__Aim__: Turn the lines of the data below from the one containing "paragraph: 3 月" through the one containing "319, 737, 347)", both included, into a numbered list, skipping any blank lines.

Part of a data file
· · · ·

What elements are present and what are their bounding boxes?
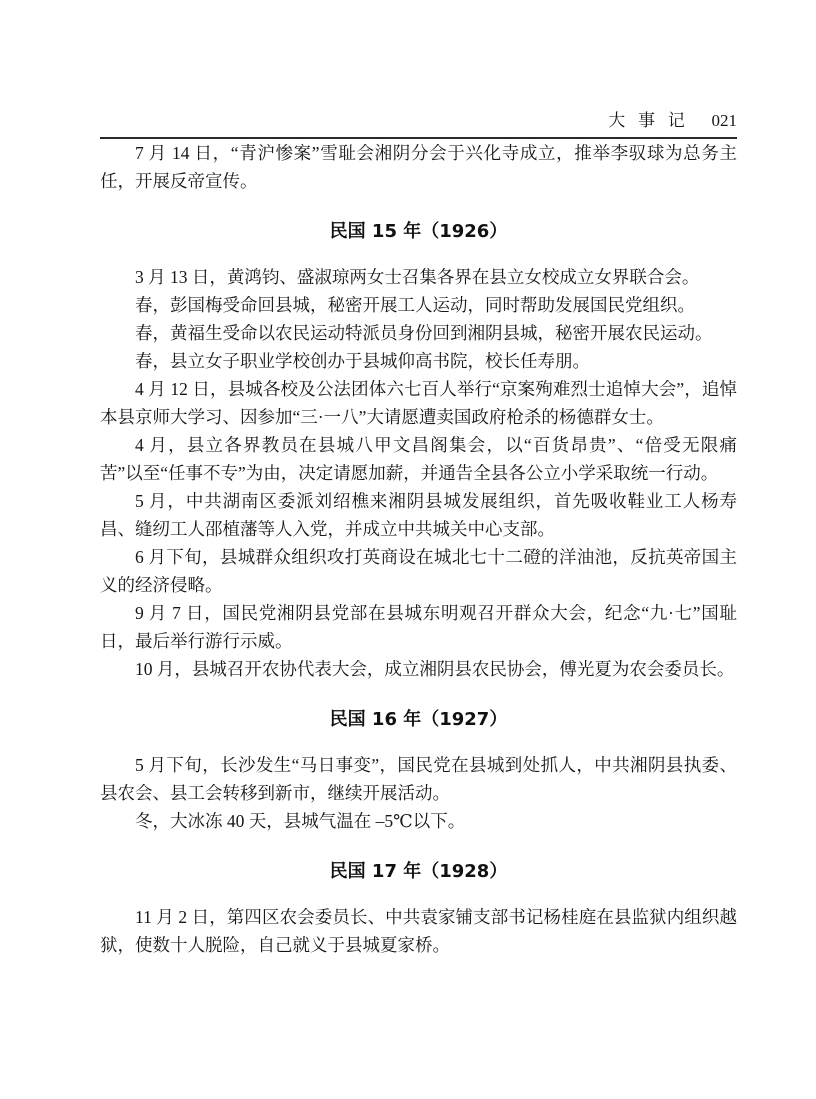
paragraph: 3 月 13 日，黄鸿钧、盛淑琼两女士召集各界在县立女校成立女界联合会。 (100, 263, 737, 291)
paragraph: 9 月 7 日，国民党湘阴县党部在县城东明观召开群众大会，纪念“九·七”国耻日，… (100, 599, 737, 655)
paragraph: 11 月 2 日，第四区农会委员长、中共袁家铺支部书记杨桂庭在县监狱内组织越狱，… (100, 903, 737, 959)
section-heading-1927: 民国 16 年（1927） (100, 707, 737, 733)
page-body: 7 月 14 日，“青沪惨案”雪耻会湘阴分会于兴化寺成立，推举李驭球为总务主任，… (100, 139, 737, 959)
intro-paragraph: 7 月 14 日，“青沪惨案”雪耻会湘阴分会于兴化寺成立，推举李驭球为总务主任，… (100, 139, 737, 195)
running-header-title: 大事记 (608, 106, 697, 131)
paragraph: 5 月下旬，长沙发生“马日事变”，国民党在县城到处抓人，中共湘阴县执委、县农会、… (100, 751, 737, 807)
paragraph: 春，黄福生受命以农民运动特派员身份回到湘阴县城，秘密开展农民运动。 (100, 319, 737, 347)
section-1927: 民国 16 年（1927） 5 月下旬，长沙发生“马日事变”，国民党在县城到处抓… (100, 707, 737, 835)
section-1926: 民国 15 年（1926） 3 月 13 日，黄鸿钧、盛淑琼两女士召集各界在县立… (100, 219, 737, 683)
paragraph: 5 月，中共湖南区委派刘绍樵来湘阴县城发展组织，首先吸收鞋业工人杨寿昌、缝纫工人… (100, 487, 737, 543)
paragraph: 春，彭国梅受命回县城，秘密开展工人运动，同时帮助发展国民党组织。 (100, 291, 737, 319)
paragraph: 4 月 12 日，县城各校及公法团体六七百人举行“京案殉难烈士追悼大会”，追悼本… (100, 375, 737, 431)
running-header: 大事记 021 (100, 106, 737, 139)
paragraph: 10 月，县城召开农协代表大会，成立湘阴县农民协会，傅光夏为农会委员长。 (100, 655, 737, 683)
document-page: 大事记 021 7 月 14 日，“青沪惨案”雪耻会湘阴分会于兴化寺成立，推举李… (0, 0, 816, 1099)
section-1928: 民国 17 年（1928） 11 月 2 日，第四区农会委员长、中共袁家铺支部书… (100, 859, 737, 959)
section-heading-1926: 民国 15 年（1926） (100, 219, 737, 245)
paragraph: 4 月，县立各界教员在县城八甲文昌阁集会，以“百货昂贵”、“倍受无限痛苦”以至“… (100, 431, 737, 487)
page-number: 021 (712, 111, 738, 131)
paragraph: 冬，大冰冻 40 天，县城气温在 –5℃以下。 (100, 807, 737, 835)
paragraph: 春，县立女子职业学校创办于县城仰高书院，校长任寿朋。 (100, 347, 737, 375)
paragraph: 6 月下旬，县城群众组织攻打英商设在城北七十二磴的洋油池，反抗英帝国主义的经济侵… (100, 543, 737, 599)
section-heading-1928: 民国 17 年（1928） (100, 859, 737, 885)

· · · ·

__Written answer__:
1. paragraph: 3 月 13 日，黄鸿钧、盛淑琼两女士召集各界在县立女校成立女界联合会。 (100, 263, 737, 291)
2. paragraph: 9 月 7 日，国民党湘阴县党部在县城东明观召开群众大会，纪念“九·七”国耻日，… (100, 599, 737, 655)
3. paragraph: 11 月 2 日，第四区农会委员长、中共袁家铺支部书记杨桂庭在县监狱内组织越狱，… (100, 903, 737, 959)
4. section-heading-1927: 民国 16 年（1927） (100, 707, 737, 733)
5. page-body: 7 月 14 日，“青沪惨案”雪耻会湘阴分会于兴化寺成立，推举李驭球为总务主任，… (100, 139, 737, 959)
6. intro-paragraph: 7 月 14 日，“青沪惨案”雪耻会湘阴分会于兴化寺成立，推举李驭球为总务主任，… (100, 139, 737, 195)
7. running-header-title: 大事记 (608, 106, 697, 131)
8. paragraph: 5 月下旬，长沙发生“马日事变”，国民党在县城到处抓人，中共湘阴县执委、县农会、… (100, 751, 737, 807)
9. paragraph: 春，黄福生受命以农民运动特派员身份回到湘阴县城，秘密开展农民运动。 (100, 319, 737, 347)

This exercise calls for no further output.